**Set problem**.
From the listing below, copy every line with the word "title".

**Material for this task**.
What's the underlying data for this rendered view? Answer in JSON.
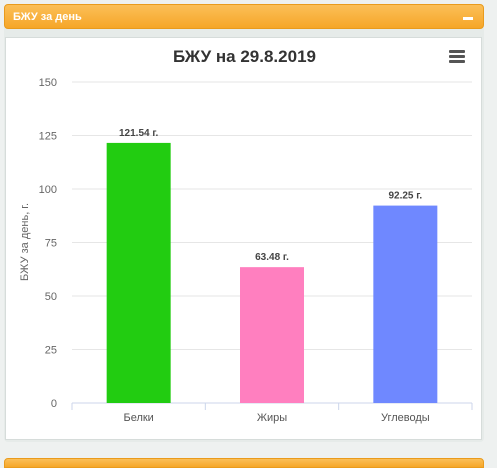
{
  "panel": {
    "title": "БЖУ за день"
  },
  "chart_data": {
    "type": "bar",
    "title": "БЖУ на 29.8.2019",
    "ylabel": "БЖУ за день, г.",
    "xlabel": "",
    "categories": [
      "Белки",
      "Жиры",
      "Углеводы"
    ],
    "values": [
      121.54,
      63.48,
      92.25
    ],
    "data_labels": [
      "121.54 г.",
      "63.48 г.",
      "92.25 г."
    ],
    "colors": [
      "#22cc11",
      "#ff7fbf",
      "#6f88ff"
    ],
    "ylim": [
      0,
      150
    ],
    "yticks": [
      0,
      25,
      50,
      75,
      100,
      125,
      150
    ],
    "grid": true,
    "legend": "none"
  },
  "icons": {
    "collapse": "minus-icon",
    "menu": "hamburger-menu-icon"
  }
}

**Output of the exercise**.
    "title": "БЖУ за день"
    "title": "БЖУ на 29.8.2019",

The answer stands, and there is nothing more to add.